■ Stated exercise:
Show every line of the records below that contains the word "header".

[Figure dataset records]
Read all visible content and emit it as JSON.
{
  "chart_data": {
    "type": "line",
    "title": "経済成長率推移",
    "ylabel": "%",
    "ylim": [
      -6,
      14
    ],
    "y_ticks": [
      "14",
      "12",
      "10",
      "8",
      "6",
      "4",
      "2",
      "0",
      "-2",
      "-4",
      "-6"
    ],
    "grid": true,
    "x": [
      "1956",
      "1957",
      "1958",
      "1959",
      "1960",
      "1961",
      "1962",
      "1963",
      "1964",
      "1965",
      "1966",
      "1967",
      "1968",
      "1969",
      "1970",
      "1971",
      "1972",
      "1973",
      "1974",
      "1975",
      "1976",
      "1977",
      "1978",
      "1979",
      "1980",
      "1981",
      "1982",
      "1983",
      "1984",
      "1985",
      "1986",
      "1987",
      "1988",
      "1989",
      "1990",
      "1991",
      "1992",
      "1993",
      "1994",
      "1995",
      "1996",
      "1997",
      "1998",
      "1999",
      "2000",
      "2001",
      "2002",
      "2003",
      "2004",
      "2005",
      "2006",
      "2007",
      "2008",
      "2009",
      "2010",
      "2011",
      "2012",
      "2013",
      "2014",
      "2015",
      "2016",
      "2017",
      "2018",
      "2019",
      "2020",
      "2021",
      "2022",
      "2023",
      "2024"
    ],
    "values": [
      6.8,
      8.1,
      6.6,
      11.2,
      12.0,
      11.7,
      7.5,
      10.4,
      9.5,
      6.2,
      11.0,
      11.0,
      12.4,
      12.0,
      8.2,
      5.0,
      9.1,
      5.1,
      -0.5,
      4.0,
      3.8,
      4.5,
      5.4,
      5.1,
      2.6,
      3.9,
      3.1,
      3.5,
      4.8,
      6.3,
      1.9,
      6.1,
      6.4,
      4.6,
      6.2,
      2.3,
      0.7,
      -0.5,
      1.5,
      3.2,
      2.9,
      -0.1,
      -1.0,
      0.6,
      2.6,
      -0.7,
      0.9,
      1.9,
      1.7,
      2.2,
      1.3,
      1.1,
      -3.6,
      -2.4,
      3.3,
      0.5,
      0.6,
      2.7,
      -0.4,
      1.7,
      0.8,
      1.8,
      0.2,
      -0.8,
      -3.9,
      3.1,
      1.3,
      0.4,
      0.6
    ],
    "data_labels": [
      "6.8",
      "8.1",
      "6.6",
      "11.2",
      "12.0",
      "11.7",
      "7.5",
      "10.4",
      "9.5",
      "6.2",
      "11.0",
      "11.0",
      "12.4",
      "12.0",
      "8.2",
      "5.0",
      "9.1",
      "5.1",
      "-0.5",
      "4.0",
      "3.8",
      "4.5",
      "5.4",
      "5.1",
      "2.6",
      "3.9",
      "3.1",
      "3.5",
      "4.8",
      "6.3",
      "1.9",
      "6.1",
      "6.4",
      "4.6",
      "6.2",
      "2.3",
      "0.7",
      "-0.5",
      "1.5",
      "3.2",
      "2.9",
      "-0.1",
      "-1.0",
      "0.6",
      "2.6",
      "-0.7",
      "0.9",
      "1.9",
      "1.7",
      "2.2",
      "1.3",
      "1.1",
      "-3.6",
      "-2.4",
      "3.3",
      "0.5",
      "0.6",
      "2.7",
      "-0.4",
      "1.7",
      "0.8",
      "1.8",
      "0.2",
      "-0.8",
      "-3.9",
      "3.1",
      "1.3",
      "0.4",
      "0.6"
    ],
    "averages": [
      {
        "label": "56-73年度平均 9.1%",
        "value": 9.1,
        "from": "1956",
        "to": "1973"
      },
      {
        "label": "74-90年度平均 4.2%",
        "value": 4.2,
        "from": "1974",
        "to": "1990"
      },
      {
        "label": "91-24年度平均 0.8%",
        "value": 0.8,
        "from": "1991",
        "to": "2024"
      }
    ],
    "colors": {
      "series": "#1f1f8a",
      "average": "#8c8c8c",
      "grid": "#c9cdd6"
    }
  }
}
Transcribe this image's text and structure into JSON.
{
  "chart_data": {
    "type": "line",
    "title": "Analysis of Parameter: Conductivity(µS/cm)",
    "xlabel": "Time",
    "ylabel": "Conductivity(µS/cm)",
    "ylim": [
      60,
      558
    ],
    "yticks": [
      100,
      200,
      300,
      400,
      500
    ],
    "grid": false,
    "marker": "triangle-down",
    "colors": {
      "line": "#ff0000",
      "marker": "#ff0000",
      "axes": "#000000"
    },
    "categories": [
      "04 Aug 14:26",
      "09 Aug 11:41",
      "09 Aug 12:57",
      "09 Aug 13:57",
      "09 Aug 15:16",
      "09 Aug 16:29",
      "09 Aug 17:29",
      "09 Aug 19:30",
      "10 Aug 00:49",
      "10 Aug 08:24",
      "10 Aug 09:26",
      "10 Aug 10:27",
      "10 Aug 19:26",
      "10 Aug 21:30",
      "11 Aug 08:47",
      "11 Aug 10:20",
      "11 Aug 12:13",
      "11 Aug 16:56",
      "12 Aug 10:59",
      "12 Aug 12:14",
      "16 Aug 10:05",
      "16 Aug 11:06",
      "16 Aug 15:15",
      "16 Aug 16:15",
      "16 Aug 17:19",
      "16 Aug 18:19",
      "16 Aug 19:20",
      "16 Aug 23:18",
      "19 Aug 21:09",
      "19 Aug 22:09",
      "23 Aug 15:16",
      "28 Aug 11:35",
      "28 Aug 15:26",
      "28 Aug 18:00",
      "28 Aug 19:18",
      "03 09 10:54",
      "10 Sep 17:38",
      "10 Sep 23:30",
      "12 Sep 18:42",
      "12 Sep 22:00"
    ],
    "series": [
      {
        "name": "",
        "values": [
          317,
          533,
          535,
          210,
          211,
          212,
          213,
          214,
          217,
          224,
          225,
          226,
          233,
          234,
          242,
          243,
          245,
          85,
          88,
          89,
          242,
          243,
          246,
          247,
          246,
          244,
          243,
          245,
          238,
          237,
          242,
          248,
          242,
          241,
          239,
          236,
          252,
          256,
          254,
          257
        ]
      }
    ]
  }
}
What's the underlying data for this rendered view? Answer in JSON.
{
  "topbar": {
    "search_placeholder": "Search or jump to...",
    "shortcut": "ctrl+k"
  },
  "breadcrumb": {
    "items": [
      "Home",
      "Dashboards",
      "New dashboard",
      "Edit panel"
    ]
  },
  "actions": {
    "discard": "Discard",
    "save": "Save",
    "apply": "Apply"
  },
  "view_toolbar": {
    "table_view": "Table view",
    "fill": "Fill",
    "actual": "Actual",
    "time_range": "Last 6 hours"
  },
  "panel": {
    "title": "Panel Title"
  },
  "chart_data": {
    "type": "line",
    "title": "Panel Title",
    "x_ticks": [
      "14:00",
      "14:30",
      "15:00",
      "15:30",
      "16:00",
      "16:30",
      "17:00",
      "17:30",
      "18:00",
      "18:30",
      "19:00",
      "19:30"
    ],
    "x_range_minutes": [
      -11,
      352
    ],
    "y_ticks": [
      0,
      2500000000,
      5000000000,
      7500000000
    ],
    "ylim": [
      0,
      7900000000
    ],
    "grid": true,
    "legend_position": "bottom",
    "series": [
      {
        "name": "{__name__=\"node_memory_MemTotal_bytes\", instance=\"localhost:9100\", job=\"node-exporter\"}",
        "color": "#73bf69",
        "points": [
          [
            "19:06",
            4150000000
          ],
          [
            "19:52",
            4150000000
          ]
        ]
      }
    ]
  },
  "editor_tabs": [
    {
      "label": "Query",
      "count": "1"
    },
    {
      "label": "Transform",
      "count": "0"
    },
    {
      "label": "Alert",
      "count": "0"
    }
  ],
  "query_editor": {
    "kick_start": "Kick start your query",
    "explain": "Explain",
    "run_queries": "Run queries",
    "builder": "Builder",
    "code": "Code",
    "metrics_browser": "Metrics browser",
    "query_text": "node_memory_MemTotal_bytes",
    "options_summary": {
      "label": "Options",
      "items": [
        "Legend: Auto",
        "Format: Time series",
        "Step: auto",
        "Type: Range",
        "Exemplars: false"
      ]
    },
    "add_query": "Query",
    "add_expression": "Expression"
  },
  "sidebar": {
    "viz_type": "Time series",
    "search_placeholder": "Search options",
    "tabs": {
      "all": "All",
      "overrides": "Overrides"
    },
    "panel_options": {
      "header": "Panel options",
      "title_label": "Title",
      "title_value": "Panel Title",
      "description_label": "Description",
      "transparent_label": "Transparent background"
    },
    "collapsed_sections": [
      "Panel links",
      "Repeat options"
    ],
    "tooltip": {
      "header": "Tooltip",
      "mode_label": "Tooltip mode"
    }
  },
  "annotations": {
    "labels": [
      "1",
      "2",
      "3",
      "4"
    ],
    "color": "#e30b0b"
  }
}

■ The response:
      "header": "Panel options",
      "header": "Tooltip",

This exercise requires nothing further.